* _DATA FOR PROCESSING_:
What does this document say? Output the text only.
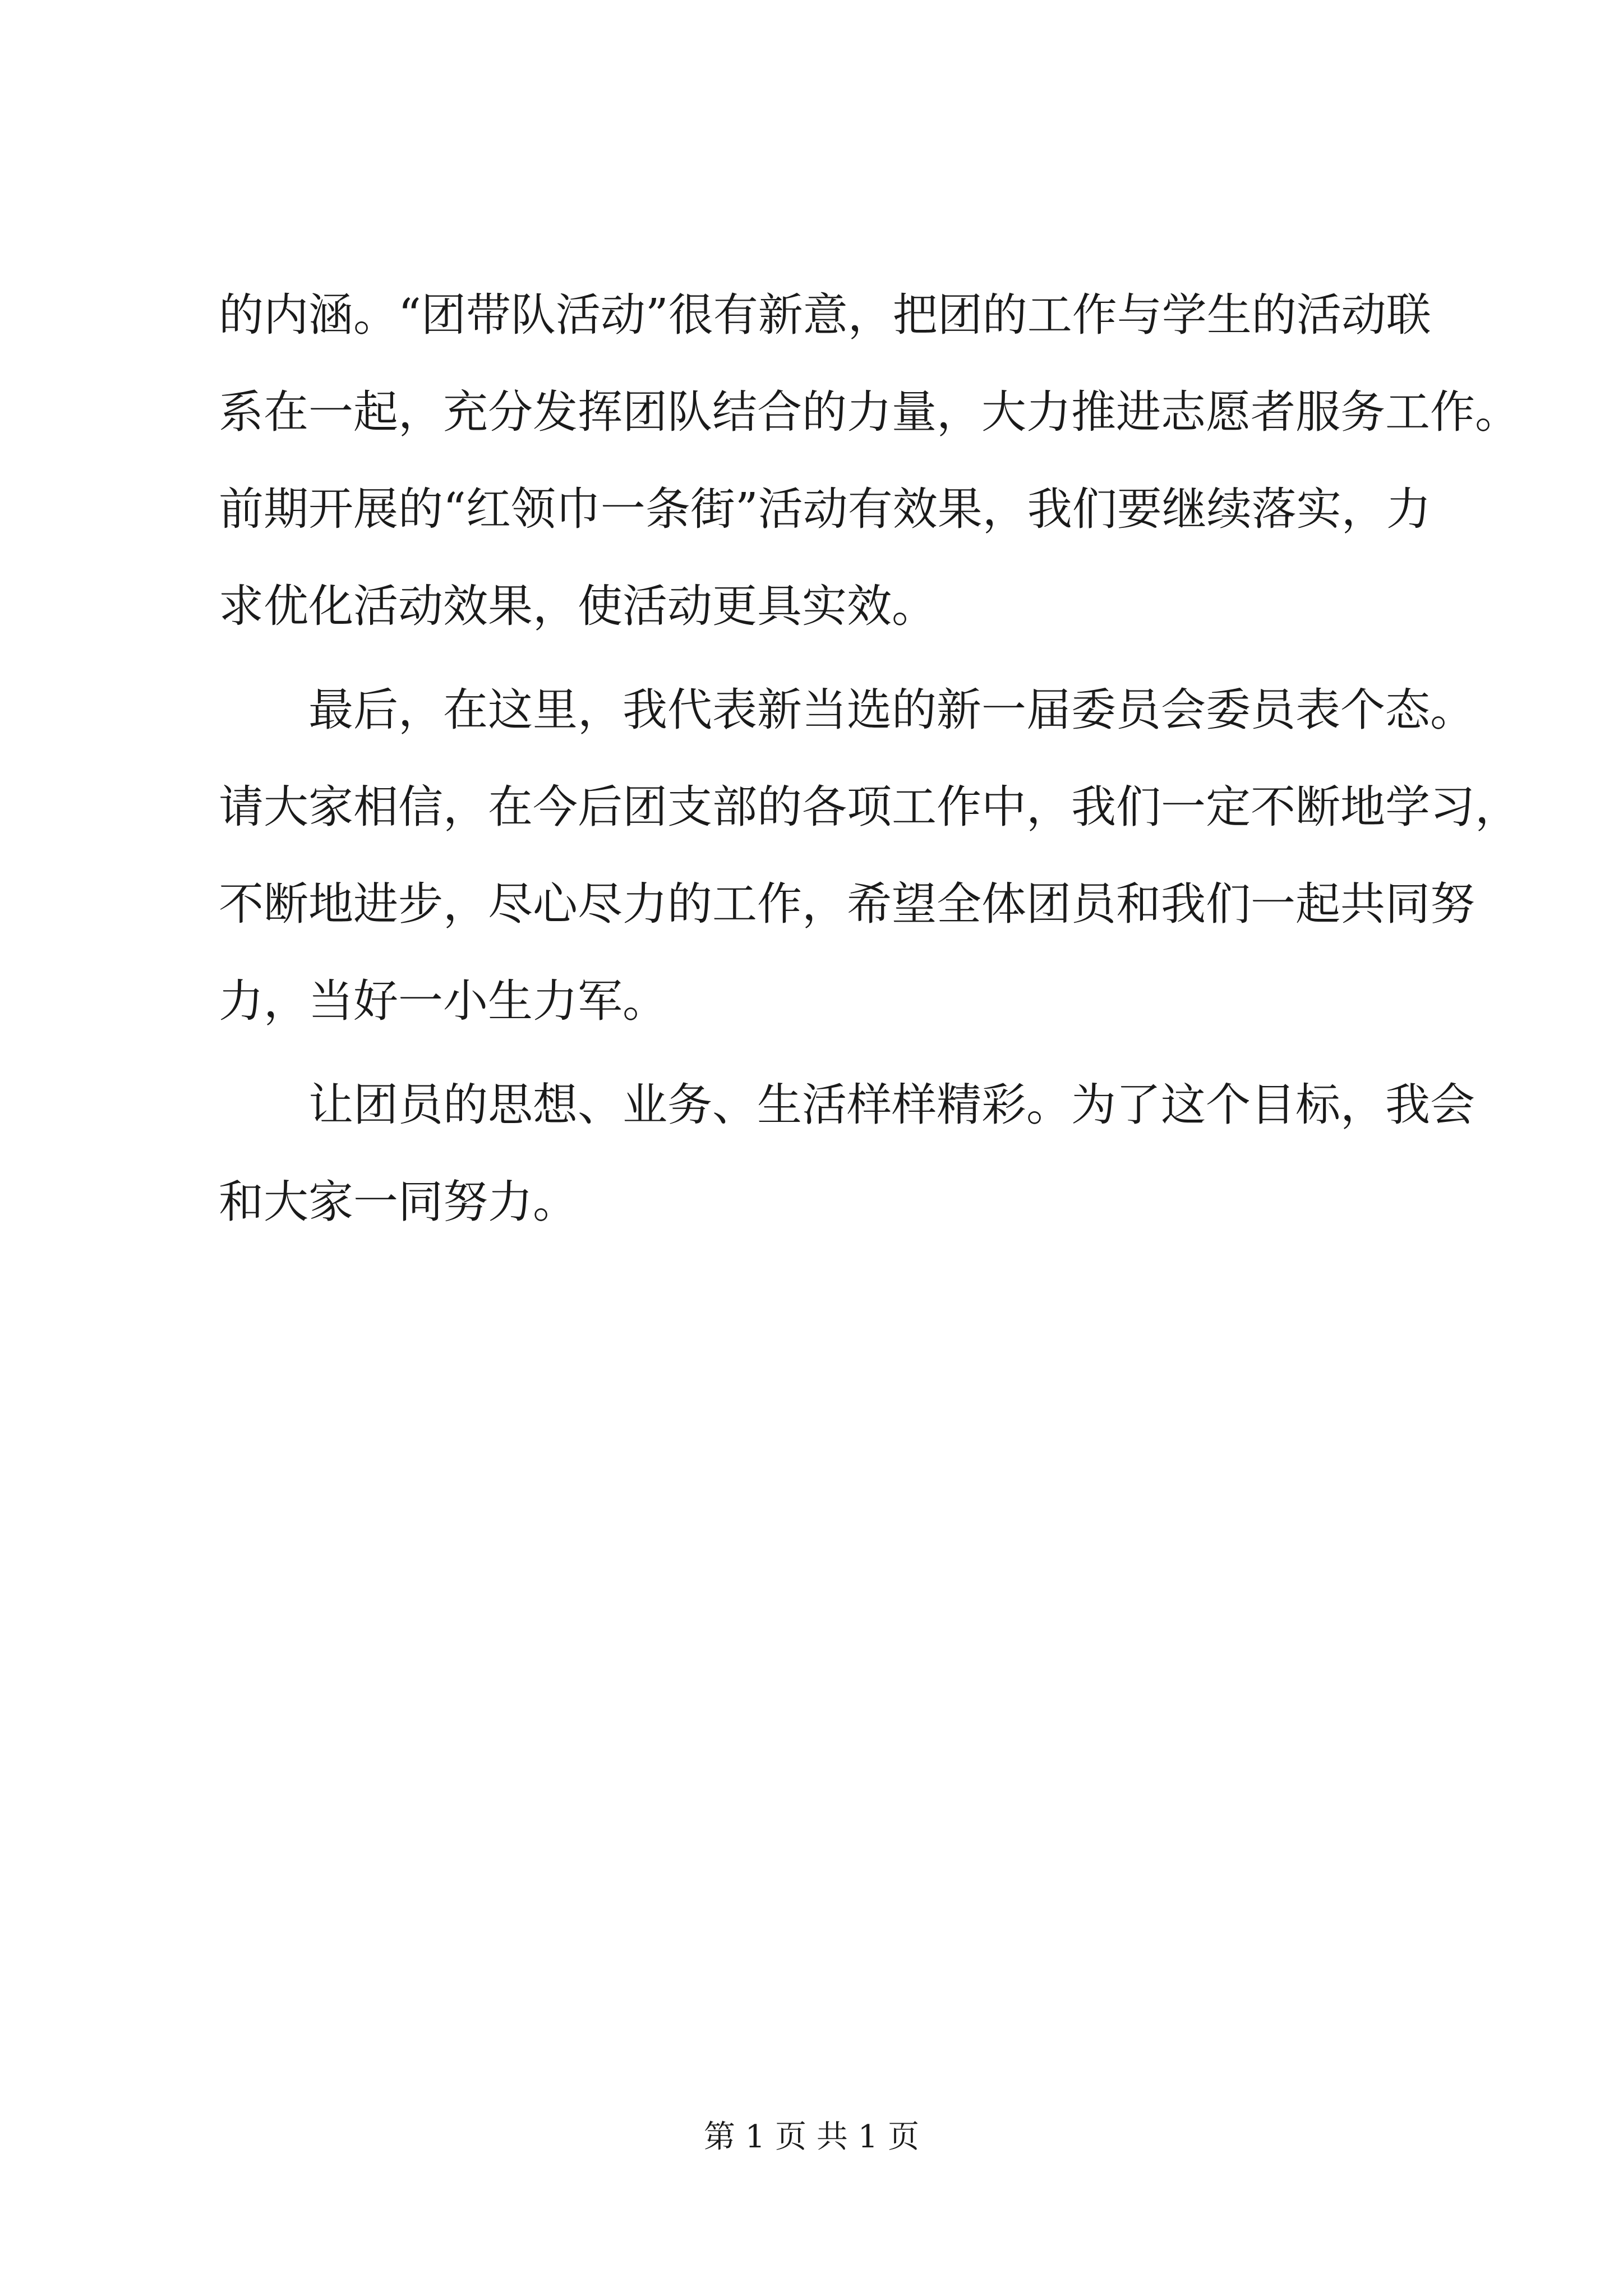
的内涵。“团带队活动”很有新意，把团的工作与学生的活动联
系在一起，充分发挥团队结合的力量，大力推进志愿者服务工作。
前期开展的“红领巾一条街”活动有效果，我们要继续落实，力
求优化活动效果，使活动更具实效。
最后，在这里，我代表新当选的新一届委员会委员表个态。
请大家相信，在今后团支部的各项工作中，我们一定不断地学习，
不断地进步，尽心尽力的工作，希望全体团员和我们一起共同努
力，当好一小生力军。
让团员的思想、业务、生活样样精彩。为了这个目标，我会
和大家一同努力。
第 1 页 共 1 页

* _WHAT THE TASK ASKS_:
Omit all pictures while transcribing the entries verbatim.

* _FINAL RESULT_:
What does this document say? Output the text only.
的内涵。“团带队活动”很有新意，把团的工作与学生的活动联
系在一起，充分发挥团队结合的力量，大力推进志愿者服务工作。
前期开展的“红领巾一条街”活动有效果，我们要继续落实，力
求优化活动效果，使活动更具实效。
最后，在这里，我代表新当选的新一届委员会委员表个态。
请大家相信，在今后团支部的各项工作中，我们一定不断地学习，
不断地进步，尽心尽力的工作，希望全体团员和我们一起共同努
力，当好一小生力军。
让团员的思想、业务、生活样样精彩。为了这个目标，我会
和大家一同努力。
第 1 页 共 1 页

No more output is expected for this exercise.